Stored items from a collection:

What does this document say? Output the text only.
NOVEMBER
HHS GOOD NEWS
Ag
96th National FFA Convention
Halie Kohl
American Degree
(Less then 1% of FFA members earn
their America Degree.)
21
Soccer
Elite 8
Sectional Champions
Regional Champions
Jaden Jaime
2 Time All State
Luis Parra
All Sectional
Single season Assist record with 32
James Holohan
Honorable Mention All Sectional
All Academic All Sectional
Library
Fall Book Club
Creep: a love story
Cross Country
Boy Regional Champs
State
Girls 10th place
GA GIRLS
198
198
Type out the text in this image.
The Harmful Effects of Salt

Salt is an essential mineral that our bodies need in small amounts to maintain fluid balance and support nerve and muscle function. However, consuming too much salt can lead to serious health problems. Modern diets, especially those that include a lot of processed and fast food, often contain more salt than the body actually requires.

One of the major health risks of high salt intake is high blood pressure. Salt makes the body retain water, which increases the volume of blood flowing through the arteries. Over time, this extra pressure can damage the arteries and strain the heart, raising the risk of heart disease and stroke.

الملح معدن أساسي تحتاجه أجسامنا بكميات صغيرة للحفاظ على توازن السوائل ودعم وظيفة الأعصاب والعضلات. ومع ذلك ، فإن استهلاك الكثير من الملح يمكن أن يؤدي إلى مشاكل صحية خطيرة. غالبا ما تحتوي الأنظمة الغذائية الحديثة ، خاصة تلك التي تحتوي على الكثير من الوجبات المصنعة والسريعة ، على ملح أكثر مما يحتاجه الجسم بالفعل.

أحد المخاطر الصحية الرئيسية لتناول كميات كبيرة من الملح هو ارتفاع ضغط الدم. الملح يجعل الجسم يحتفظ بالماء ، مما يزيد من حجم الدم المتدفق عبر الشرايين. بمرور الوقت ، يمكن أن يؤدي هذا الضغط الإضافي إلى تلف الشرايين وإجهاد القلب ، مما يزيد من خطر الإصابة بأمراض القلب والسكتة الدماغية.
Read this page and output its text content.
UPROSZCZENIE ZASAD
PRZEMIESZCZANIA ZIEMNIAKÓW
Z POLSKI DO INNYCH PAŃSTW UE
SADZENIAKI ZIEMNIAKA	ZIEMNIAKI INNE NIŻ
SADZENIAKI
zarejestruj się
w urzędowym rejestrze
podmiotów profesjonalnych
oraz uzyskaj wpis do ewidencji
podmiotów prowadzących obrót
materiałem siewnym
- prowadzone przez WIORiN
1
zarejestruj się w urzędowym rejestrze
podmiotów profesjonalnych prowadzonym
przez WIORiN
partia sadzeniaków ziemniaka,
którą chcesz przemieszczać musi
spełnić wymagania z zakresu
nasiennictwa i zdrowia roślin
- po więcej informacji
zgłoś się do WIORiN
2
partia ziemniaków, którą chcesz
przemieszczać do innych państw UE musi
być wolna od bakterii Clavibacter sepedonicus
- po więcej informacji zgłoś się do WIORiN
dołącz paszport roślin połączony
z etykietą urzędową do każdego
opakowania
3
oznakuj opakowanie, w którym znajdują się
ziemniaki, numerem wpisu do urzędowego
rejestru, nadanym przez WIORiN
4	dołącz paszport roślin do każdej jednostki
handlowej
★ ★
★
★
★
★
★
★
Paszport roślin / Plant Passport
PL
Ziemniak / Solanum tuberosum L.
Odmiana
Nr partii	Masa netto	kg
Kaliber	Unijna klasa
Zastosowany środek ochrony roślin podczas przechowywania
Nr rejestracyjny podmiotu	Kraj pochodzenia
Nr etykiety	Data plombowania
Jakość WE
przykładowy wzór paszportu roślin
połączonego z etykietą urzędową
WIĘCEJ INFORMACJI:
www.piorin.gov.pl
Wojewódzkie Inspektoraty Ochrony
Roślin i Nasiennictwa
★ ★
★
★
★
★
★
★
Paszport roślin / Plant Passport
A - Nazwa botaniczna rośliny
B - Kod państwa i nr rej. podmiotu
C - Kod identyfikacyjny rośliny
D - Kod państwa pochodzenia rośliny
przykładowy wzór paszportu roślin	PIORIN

§ **AIM**:
Copy each line that contains the word "państwa".

§ **TASK RESPONSE**:
B - Kod państwa i nr rej. podmiotu
D - Kod państwa pochodzenia rośliny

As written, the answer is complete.